#### [STATED PROBLEM]
From the entries below, copy every line holding the word "ylabel".

(Extracts from a graphics dataset)
┄┄┄┄┄┄

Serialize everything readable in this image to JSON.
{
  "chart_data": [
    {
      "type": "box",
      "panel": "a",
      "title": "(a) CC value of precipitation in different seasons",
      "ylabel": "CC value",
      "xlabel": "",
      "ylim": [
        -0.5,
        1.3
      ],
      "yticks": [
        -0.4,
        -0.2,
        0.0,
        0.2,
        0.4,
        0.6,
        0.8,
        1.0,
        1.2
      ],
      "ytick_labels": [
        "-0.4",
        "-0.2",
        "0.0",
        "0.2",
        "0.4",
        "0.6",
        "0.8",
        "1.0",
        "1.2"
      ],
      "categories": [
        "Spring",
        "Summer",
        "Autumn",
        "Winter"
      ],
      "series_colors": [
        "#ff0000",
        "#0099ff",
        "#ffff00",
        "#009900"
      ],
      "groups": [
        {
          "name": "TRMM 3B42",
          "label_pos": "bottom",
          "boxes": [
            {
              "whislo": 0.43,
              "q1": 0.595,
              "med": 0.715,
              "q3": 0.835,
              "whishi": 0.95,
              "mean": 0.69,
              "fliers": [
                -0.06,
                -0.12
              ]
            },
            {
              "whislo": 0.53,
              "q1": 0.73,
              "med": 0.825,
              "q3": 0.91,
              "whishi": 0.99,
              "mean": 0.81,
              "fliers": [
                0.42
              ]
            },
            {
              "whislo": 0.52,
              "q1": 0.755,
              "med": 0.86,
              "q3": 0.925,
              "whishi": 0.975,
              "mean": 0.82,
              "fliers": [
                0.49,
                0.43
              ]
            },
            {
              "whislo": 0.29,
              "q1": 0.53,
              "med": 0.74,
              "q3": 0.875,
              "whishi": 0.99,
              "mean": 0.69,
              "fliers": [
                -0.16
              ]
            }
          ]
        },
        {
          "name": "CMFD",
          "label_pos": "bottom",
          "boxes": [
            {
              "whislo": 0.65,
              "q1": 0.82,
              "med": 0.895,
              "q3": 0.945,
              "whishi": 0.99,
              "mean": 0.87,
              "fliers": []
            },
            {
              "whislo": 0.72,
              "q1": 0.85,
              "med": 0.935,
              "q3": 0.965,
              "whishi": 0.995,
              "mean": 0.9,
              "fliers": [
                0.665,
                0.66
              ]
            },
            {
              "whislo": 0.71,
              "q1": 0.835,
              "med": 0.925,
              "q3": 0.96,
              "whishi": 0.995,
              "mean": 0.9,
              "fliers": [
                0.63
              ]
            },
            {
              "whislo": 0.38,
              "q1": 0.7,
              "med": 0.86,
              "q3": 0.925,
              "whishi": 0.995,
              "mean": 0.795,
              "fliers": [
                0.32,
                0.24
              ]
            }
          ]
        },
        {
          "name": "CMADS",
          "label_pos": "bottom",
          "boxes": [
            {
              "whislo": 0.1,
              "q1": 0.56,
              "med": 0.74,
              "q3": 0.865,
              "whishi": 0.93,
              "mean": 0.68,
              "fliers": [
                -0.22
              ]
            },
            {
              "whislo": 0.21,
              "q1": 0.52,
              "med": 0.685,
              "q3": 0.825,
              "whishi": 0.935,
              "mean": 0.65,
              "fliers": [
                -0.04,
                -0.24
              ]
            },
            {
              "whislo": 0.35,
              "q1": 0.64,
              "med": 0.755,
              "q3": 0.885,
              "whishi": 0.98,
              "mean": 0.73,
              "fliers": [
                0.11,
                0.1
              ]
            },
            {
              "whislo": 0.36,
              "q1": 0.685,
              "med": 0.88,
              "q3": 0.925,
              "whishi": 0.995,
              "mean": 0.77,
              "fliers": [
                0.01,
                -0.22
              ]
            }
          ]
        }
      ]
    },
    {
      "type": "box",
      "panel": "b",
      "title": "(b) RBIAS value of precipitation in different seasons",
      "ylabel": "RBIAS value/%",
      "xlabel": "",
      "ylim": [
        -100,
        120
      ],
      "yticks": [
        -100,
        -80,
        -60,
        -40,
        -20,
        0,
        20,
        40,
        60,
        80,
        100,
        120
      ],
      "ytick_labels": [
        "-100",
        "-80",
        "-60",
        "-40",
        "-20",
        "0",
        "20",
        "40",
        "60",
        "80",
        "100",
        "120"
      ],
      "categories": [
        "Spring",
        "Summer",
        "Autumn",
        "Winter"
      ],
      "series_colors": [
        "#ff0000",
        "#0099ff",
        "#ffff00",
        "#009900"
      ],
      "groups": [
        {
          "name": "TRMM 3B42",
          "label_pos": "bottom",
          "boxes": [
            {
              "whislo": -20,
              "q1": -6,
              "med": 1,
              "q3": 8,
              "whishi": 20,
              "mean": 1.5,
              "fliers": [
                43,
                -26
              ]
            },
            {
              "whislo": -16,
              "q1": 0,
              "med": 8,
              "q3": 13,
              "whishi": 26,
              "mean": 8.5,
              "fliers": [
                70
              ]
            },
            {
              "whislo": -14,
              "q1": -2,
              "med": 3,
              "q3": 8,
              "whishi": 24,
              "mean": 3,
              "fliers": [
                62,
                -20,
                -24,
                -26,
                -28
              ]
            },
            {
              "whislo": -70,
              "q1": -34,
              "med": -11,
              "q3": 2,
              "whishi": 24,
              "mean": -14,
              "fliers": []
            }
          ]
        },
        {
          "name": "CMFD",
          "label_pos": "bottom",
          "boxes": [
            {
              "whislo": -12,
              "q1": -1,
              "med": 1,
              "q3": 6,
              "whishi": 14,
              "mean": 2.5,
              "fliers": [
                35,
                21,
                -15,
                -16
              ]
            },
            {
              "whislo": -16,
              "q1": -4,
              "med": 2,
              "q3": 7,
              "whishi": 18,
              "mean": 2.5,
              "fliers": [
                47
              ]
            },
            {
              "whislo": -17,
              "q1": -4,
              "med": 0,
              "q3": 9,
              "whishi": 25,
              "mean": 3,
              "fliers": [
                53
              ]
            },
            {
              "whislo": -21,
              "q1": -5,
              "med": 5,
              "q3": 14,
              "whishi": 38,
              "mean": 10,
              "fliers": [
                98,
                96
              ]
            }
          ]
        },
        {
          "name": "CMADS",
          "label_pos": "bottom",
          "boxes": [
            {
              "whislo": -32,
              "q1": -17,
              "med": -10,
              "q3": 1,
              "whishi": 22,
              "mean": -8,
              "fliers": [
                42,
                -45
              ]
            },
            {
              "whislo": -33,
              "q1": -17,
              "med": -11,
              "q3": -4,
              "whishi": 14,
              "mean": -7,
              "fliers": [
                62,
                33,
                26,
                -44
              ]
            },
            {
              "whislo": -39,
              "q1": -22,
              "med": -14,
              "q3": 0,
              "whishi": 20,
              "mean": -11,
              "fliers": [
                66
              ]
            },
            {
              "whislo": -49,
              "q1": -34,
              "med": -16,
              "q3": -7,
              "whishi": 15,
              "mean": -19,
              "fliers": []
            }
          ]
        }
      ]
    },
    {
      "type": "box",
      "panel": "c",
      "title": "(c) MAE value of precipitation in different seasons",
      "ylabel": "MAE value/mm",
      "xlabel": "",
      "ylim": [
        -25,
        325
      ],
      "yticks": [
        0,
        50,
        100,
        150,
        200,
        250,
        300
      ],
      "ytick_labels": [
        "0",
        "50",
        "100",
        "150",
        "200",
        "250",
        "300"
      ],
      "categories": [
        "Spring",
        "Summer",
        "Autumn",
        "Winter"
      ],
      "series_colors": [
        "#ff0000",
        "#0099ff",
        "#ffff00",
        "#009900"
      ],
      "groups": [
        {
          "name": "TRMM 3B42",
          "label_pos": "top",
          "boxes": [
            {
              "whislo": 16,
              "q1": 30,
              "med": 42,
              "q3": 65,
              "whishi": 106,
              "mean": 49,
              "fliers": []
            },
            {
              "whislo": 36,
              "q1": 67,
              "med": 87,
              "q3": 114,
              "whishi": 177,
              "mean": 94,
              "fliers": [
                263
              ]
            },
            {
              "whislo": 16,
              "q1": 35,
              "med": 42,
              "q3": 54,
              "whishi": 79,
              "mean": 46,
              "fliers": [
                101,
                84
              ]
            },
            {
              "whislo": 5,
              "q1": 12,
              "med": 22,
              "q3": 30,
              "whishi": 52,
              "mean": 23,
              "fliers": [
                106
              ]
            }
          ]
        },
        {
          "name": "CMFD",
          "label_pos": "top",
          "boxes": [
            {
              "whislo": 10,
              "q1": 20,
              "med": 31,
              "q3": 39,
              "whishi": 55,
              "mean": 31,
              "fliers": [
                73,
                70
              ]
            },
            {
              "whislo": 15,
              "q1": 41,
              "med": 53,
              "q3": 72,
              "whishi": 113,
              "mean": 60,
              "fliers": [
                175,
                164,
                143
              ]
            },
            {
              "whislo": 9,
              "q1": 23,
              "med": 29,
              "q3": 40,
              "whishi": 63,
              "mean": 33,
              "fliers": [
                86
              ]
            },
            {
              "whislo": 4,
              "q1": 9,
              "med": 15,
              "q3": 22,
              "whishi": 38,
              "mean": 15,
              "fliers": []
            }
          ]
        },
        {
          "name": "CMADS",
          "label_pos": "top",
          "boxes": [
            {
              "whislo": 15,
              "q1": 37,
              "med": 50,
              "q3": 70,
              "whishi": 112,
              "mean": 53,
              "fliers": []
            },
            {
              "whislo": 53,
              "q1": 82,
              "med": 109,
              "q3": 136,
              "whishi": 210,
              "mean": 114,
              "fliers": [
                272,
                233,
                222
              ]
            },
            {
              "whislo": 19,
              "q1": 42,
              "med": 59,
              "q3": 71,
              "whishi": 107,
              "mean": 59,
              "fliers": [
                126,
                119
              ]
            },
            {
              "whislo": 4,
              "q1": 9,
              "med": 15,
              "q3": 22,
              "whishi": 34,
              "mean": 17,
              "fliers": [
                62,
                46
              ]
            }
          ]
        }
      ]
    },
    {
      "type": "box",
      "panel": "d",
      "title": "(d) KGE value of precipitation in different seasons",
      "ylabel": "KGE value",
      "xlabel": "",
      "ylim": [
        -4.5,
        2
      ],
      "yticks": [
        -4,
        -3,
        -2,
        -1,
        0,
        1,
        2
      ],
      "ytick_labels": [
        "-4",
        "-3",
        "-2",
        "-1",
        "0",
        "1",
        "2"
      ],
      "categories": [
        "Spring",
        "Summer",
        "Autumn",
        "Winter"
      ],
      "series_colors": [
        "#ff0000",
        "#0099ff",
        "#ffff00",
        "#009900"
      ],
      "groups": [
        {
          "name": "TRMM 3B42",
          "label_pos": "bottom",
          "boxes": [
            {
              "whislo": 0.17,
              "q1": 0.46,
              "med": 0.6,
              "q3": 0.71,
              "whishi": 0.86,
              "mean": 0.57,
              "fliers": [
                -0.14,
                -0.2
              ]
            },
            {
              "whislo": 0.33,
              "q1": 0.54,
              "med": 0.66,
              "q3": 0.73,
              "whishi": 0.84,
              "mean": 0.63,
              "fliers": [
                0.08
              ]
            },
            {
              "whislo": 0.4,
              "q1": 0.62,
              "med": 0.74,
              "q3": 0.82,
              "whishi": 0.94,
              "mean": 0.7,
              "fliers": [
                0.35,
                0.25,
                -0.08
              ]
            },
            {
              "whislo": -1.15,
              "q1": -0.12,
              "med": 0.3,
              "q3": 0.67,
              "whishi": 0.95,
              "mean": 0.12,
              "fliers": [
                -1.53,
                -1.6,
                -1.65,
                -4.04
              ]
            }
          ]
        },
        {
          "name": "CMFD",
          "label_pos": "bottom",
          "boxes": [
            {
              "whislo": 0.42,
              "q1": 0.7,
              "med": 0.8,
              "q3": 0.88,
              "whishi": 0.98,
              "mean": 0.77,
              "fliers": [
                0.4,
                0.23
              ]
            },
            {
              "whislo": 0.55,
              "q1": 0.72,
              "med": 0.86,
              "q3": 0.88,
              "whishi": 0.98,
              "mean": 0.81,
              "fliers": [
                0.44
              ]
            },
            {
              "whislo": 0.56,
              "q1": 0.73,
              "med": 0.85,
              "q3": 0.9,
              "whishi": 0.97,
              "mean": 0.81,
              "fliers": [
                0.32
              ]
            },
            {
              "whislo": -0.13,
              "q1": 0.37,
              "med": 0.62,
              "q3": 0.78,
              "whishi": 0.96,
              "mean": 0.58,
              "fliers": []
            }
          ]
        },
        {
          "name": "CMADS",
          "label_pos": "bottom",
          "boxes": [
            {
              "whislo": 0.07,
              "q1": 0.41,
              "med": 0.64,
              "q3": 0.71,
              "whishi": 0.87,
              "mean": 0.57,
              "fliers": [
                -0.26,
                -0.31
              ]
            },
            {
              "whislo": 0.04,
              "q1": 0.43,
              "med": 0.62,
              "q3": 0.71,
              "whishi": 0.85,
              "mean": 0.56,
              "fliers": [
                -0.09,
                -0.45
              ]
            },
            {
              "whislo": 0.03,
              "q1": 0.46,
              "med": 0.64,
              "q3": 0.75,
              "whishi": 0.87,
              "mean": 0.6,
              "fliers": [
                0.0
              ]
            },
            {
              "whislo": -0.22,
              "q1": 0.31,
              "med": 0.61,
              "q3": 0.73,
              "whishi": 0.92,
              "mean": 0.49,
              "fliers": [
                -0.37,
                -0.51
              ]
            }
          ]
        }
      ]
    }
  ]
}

┄┄┄┄┄┄

#### [COMPLETE RESPONSE]
      "ylabel": "CC value",
      "ylabel": "RBIAS value/%",
      "ylabel": "MAE value/mm",
      "ylabel": "KGE value",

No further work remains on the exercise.